GOAL OF THE EXERCISE -
Check every line of the entries below for the word "Ayumu", and copy the ones that have it.

(Raw records)
********

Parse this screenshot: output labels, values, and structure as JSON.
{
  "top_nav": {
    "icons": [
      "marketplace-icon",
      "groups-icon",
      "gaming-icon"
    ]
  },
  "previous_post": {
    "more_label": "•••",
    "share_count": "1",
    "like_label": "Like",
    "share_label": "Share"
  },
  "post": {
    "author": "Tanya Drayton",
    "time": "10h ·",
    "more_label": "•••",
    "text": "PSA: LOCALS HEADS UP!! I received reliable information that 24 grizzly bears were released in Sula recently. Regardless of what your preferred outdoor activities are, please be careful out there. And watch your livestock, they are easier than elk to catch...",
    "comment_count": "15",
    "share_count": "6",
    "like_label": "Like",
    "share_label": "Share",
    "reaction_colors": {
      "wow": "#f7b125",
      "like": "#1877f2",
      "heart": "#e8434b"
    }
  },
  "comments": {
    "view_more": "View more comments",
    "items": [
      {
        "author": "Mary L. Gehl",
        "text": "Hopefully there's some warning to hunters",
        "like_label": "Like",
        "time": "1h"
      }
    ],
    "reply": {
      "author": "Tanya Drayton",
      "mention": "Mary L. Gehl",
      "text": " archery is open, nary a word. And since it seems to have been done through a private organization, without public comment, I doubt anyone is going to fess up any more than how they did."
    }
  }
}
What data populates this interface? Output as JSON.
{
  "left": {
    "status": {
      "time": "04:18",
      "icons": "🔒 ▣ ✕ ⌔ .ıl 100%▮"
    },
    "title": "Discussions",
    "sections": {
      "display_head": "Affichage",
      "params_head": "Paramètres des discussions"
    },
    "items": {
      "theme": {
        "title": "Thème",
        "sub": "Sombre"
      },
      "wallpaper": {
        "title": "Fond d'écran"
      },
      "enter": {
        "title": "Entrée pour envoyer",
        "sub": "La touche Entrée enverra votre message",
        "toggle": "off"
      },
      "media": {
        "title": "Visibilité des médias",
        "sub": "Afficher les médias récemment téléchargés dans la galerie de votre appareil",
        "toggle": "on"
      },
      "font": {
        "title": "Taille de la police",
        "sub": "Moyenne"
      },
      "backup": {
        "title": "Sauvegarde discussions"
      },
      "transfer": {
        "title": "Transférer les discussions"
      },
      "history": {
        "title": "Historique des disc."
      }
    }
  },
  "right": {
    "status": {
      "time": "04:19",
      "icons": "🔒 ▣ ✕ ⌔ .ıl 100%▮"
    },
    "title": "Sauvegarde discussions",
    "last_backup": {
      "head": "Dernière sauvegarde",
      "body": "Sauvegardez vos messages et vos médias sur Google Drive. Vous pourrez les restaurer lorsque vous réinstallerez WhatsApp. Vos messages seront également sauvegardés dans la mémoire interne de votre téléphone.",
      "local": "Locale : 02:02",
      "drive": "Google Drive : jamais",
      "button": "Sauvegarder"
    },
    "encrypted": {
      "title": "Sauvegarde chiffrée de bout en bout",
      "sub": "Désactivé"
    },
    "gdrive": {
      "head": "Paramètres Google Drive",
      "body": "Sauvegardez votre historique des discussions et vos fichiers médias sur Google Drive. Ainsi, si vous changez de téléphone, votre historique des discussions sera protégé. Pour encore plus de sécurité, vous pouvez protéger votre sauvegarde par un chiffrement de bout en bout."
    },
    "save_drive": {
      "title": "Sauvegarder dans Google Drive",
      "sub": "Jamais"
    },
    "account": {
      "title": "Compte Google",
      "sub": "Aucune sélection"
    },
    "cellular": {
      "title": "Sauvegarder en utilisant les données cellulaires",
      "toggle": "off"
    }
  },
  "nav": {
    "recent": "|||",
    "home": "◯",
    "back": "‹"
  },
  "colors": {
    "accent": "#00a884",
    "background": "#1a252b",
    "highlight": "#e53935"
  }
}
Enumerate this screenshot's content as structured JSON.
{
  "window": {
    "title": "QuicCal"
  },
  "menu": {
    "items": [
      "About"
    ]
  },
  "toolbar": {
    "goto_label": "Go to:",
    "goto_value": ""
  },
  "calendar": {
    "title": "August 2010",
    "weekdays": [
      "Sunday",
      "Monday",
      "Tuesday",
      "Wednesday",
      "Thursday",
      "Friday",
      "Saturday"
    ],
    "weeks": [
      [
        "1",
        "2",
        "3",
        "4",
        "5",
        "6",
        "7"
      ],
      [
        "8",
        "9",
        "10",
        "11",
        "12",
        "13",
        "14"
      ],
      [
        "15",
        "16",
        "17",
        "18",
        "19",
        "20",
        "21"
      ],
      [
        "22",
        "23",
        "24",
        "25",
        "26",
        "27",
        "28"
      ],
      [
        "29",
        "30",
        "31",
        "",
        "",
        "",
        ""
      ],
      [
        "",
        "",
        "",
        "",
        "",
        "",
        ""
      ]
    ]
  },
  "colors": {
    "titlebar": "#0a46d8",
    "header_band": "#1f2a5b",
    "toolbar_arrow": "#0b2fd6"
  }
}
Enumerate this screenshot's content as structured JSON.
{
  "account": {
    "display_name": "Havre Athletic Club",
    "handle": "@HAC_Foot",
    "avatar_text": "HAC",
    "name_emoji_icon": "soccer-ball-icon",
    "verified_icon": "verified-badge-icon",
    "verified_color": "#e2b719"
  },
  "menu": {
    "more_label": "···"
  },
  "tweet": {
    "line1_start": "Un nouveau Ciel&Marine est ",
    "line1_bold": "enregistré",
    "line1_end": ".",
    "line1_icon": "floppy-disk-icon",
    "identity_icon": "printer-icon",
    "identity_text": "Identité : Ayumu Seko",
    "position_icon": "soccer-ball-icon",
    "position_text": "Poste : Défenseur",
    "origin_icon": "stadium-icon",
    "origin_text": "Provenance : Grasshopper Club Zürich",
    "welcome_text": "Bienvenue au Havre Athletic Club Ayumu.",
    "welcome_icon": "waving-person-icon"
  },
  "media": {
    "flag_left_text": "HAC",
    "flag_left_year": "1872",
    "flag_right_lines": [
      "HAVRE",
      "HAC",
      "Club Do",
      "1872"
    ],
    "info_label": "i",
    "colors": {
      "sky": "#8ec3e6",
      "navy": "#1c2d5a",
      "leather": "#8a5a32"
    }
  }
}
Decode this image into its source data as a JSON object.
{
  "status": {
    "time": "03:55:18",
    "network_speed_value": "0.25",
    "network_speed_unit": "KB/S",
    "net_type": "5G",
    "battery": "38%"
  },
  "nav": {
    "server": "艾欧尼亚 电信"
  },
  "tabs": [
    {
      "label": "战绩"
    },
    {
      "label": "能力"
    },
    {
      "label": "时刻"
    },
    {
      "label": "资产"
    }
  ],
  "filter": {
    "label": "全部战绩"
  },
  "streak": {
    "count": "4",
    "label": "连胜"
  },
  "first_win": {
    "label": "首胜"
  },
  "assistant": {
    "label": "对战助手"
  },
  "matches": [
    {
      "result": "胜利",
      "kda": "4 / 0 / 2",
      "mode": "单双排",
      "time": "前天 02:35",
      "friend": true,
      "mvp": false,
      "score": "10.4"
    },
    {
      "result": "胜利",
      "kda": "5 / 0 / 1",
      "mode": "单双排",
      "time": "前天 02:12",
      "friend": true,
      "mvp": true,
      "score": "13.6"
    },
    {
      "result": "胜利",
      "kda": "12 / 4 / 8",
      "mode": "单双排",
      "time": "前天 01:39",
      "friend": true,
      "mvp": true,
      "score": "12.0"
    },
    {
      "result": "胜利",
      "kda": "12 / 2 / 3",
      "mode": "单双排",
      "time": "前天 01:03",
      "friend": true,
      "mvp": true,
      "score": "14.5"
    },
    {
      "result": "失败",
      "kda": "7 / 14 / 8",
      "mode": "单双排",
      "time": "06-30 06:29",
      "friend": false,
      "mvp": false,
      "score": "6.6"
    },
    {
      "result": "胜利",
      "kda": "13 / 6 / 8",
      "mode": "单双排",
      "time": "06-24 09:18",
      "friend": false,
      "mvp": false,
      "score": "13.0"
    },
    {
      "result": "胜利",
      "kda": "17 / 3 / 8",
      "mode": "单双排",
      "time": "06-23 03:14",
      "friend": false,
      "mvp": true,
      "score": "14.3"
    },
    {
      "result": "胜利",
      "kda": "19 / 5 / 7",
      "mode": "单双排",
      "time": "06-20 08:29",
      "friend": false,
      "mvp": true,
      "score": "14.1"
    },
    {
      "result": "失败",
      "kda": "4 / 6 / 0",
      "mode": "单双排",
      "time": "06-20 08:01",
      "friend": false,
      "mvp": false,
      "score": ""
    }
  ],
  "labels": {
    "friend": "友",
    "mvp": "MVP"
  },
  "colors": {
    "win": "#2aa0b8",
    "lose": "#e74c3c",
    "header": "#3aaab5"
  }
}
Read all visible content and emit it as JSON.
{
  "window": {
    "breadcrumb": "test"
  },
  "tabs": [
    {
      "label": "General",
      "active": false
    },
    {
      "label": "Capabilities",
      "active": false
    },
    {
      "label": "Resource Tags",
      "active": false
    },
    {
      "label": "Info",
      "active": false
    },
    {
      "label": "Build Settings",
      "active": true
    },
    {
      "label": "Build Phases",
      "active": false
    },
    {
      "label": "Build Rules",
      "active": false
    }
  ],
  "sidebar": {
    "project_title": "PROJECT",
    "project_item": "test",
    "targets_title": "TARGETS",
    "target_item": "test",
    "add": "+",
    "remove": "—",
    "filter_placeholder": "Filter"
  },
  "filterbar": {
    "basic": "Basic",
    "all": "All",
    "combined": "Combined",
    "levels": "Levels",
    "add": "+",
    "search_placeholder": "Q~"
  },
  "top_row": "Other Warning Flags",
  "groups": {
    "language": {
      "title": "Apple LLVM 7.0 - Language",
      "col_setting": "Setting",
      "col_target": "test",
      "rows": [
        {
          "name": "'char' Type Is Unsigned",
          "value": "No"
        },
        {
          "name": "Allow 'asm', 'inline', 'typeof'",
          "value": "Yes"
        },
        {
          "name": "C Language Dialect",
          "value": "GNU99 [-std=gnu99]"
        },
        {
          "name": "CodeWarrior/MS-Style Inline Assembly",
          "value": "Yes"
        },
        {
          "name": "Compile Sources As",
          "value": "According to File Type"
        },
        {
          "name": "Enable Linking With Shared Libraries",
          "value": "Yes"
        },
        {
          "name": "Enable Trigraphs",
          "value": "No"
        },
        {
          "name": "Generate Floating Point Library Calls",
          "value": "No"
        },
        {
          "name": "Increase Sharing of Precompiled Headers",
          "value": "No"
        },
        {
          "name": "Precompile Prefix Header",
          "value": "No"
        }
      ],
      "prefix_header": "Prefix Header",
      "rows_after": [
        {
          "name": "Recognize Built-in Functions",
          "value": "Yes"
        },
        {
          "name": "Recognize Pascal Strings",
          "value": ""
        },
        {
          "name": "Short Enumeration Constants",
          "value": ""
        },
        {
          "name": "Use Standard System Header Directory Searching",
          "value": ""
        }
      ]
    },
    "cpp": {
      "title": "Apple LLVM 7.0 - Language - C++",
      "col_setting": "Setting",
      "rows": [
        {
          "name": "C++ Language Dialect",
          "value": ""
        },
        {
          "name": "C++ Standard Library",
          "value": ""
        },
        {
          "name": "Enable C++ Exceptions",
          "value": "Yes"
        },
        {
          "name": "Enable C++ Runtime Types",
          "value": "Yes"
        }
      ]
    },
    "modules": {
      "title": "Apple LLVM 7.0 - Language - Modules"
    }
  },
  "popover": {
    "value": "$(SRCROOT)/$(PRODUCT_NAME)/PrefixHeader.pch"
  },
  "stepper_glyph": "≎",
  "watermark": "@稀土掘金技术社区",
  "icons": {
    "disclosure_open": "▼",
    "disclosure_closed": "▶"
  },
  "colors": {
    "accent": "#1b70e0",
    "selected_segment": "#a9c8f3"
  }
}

********

TASK RESPONSE -
    "identity_text": "Identité : Ayumu Seko",
    "welcome_text": "Bienvenue au Havre Athletic Club Ayumu.",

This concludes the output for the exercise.